## [Stated task]
Print the line containing "Give me a plain-text" and each line after it through the end, please, with nothing added.
▬▬▬▬▬▬
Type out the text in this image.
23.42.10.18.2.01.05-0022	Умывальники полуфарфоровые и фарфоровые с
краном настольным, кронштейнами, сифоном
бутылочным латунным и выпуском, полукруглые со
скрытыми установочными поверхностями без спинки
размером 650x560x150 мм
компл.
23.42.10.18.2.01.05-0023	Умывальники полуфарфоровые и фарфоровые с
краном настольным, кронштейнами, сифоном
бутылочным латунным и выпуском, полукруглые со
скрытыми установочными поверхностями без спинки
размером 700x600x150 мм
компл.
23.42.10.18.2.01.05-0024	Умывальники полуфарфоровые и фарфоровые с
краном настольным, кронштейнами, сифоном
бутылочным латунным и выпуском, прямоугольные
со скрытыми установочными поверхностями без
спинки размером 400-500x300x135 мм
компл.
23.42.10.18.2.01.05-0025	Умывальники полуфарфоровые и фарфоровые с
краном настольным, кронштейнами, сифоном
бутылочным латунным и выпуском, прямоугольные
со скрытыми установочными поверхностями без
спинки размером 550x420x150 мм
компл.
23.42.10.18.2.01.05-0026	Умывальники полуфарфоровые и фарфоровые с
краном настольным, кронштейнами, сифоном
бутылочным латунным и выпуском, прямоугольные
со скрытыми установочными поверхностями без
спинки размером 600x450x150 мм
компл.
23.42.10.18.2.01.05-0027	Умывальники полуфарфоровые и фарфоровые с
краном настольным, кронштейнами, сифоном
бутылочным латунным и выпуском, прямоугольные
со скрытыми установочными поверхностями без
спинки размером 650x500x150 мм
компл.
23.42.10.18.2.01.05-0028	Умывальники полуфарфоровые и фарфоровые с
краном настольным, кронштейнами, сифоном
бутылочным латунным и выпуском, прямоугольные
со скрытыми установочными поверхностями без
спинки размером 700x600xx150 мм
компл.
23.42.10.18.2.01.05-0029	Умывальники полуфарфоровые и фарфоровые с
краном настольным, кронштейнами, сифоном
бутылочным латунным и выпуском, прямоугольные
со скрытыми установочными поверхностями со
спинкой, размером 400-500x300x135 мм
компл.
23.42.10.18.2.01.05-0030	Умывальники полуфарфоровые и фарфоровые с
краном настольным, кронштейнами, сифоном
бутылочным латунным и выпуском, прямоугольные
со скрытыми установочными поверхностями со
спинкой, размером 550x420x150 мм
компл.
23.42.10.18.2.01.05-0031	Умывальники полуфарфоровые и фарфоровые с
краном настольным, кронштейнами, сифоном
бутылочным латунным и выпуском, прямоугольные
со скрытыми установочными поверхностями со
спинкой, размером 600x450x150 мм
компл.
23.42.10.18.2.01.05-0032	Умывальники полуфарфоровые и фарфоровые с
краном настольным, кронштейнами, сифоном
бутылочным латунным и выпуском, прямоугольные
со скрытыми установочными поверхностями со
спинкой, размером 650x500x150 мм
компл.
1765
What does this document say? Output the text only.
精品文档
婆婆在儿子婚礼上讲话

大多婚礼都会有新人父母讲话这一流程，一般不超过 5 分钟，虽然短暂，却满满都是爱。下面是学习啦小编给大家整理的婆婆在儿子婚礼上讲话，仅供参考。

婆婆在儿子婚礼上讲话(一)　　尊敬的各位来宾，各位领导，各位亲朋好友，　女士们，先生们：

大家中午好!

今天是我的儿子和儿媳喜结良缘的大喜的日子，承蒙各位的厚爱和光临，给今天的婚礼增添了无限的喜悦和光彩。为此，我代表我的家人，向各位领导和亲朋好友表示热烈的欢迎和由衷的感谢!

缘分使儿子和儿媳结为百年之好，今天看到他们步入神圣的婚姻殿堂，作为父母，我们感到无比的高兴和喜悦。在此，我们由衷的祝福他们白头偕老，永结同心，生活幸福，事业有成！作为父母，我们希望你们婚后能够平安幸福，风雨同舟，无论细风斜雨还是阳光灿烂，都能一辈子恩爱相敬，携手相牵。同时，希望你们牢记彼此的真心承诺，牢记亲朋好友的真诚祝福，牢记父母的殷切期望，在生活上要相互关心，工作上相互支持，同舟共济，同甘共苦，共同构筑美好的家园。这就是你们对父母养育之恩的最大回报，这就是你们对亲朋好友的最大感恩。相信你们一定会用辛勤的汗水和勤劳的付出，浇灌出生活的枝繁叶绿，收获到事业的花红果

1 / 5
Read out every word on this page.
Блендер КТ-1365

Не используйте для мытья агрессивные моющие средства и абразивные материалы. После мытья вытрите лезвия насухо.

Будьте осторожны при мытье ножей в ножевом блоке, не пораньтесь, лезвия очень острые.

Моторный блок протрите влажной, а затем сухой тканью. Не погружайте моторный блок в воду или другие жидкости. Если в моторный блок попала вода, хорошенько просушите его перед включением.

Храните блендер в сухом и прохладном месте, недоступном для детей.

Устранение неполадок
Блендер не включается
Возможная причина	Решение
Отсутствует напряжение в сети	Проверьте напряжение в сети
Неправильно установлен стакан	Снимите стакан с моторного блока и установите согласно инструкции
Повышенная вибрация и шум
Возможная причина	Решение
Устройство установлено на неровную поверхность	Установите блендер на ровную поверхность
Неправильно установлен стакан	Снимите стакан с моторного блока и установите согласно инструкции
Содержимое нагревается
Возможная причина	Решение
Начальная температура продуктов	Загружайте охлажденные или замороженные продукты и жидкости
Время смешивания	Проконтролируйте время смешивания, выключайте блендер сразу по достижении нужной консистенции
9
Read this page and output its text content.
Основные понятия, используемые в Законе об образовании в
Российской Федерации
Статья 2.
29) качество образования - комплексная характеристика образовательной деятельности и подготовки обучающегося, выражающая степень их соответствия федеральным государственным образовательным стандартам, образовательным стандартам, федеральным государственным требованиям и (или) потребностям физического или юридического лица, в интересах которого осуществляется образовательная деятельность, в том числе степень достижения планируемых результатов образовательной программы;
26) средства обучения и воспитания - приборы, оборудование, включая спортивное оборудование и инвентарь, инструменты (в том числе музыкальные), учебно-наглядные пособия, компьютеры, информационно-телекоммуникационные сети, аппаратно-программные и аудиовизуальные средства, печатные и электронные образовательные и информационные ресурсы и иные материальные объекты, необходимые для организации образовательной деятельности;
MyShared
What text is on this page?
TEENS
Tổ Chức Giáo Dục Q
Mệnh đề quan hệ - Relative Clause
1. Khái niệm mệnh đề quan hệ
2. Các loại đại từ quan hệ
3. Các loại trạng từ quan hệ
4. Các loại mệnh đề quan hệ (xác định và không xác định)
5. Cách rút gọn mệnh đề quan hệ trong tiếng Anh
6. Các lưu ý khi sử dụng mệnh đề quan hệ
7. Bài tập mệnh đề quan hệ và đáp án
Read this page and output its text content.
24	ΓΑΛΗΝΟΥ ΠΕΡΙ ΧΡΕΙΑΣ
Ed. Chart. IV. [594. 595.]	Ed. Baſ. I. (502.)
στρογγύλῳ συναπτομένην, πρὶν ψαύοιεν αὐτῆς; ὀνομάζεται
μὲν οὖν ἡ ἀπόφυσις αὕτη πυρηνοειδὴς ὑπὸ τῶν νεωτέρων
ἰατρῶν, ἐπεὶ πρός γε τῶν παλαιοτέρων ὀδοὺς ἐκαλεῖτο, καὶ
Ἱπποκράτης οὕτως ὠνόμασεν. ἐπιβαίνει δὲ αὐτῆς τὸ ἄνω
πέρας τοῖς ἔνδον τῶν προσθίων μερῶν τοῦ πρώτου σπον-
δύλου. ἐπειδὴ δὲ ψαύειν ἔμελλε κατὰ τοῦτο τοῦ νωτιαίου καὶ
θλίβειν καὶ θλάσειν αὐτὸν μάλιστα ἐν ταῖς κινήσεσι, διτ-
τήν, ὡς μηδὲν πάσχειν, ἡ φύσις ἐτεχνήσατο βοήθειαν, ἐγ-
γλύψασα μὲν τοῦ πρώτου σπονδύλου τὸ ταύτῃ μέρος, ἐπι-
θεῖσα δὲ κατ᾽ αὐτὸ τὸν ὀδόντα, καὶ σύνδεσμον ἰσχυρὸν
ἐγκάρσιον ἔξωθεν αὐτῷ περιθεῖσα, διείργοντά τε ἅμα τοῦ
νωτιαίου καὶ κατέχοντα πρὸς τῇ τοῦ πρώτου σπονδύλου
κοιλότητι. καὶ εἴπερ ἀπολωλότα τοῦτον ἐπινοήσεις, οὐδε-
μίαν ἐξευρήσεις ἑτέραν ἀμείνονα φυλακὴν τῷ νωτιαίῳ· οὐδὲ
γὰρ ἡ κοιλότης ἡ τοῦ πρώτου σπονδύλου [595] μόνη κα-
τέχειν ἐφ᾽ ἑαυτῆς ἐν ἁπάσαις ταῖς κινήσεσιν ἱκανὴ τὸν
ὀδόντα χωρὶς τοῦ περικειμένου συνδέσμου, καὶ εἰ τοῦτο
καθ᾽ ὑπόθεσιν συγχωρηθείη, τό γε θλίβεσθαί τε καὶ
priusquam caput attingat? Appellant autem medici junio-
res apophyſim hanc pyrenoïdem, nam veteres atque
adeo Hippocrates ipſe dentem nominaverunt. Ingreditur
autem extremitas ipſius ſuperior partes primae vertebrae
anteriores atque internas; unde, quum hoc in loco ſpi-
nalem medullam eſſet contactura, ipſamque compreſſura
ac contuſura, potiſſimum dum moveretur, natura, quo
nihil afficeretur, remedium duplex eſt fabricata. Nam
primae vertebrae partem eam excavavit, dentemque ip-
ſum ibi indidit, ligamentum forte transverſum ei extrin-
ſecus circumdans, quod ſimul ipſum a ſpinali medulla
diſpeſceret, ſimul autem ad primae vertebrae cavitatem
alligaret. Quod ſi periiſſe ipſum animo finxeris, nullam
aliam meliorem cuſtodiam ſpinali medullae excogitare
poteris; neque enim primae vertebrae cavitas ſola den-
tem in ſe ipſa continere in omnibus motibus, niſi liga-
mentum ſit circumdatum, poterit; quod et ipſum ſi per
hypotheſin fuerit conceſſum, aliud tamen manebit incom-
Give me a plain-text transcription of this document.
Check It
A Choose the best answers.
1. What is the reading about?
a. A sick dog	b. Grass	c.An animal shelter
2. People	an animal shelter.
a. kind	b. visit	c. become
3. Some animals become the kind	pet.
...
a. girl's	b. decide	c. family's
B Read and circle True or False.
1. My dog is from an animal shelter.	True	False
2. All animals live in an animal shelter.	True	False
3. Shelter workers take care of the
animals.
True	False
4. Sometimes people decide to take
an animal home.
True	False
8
▬▬▬▬▬▬
## [Expected answer]
Give me a plain-text transcription of this document.
Check It
A Choose the best answers.
1. What is the reading about?
a. A sick dog	b. Grass	c.An animal shelter
2. People	an animal shelter.
a. kind	b. visit	c. become
3. Some animals become the kind	pet.
...
a. girl's	b. decide	c. family's
B Read and circle True or False.
1. My dog is from an animal shelter.	True	False
2. All animals live in an animal shelter.	True	False
3. Shelter workers take care of the
animals.
True	False
4. Sometimes people decide to take
an animal home.
True	False
8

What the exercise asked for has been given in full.